▶ [Instructions to follow]: Look through the data and write out every line with the word "date" in it.

========

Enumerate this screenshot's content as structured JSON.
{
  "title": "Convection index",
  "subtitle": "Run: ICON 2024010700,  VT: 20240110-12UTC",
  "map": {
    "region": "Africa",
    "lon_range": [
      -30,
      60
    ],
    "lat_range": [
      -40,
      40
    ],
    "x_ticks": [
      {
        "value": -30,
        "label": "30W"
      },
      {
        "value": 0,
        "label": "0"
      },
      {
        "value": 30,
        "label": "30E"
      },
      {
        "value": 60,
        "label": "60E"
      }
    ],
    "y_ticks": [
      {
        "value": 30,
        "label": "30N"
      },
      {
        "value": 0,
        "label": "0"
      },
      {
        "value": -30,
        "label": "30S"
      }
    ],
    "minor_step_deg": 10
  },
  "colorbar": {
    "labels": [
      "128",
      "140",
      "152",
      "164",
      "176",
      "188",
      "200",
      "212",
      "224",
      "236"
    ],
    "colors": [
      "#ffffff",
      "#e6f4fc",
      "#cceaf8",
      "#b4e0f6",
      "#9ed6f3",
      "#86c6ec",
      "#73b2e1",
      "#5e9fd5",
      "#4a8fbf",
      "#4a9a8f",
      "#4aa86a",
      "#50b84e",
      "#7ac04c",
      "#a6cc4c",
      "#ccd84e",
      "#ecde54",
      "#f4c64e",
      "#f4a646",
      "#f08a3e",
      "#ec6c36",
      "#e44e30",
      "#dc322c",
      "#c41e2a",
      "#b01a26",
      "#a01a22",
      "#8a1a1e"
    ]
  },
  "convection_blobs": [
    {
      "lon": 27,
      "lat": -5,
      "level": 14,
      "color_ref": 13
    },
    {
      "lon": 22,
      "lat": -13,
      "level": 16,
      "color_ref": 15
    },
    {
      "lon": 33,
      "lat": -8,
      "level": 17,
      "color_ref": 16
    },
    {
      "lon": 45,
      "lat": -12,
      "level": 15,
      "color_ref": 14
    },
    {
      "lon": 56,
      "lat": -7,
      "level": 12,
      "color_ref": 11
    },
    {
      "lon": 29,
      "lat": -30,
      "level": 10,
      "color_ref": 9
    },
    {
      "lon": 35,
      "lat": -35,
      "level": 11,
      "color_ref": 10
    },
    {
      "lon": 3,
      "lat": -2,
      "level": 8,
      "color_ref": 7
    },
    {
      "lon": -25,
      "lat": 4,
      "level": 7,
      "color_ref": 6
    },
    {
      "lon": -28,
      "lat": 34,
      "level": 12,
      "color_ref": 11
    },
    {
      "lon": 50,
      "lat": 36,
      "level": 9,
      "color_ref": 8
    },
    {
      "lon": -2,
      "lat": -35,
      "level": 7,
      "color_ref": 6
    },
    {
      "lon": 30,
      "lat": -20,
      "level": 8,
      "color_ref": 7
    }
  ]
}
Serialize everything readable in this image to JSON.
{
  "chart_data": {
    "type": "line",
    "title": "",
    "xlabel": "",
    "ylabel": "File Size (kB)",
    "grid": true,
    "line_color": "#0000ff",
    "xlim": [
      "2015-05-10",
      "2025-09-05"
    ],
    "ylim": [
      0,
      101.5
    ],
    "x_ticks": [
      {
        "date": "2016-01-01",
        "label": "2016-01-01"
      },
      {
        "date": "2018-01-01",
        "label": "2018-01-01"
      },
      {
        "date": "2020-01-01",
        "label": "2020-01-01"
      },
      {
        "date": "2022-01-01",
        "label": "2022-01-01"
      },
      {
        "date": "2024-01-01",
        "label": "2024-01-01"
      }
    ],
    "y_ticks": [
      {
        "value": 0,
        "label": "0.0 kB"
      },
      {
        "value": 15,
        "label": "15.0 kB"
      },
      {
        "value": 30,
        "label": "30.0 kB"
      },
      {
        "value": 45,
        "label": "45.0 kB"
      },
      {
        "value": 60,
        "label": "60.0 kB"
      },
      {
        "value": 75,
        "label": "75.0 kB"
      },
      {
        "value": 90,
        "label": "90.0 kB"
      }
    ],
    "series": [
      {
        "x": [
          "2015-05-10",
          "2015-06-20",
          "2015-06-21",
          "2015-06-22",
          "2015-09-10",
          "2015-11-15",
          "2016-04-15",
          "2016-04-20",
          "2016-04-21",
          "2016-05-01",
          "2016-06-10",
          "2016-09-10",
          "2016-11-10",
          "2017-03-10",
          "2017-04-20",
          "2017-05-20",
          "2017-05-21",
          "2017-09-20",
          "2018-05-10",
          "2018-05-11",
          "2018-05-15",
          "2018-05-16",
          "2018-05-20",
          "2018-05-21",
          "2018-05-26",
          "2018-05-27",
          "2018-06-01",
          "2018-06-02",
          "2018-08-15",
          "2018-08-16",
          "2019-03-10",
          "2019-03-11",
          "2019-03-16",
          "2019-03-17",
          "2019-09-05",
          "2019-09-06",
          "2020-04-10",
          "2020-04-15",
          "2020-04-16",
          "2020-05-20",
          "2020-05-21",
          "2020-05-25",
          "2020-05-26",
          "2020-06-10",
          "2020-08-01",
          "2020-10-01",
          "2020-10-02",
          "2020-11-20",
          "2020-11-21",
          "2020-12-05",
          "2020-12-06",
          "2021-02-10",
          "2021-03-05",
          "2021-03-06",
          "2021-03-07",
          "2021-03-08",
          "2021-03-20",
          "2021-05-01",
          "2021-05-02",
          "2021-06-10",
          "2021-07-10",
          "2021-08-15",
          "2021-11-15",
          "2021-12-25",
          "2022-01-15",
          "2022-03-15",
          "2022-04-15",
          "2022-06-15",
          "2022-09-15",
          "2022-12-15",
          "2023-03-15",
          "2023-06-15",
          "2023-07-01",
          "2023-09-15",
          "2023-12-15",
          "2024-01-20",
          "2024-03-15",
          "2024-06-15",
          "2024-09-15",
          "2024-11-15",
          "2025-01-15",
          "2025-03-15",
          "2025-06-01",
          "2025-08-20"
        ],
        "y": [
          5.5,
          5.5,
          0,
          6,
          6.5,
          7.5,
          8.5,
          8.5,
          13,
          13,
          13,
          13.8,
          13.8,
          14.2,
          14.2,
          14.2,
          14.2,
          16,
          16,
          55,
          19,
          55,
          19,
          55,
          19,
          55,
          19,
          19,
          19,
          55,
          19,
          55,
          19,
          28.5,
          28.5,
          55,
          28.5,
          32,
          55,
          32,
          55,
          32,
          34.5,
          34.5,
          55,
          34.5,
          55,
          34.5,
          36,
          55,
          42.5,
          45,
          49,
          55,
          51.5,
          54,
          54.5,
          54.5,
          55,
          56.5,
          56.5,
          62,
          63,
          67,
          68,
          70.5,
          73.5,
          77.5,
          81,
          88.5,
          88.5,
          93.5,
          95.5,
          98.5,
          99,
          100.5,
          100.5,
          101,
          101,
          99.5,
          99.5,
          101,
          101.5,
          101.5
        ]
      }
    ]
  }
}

========

▶ [Answer in full]:
        "date": "2016-01-01",
        "date": "2018-01-01",
        "date": "2020-01-01",
        "date": "2022-01-01",
        "date": "2024-01-01",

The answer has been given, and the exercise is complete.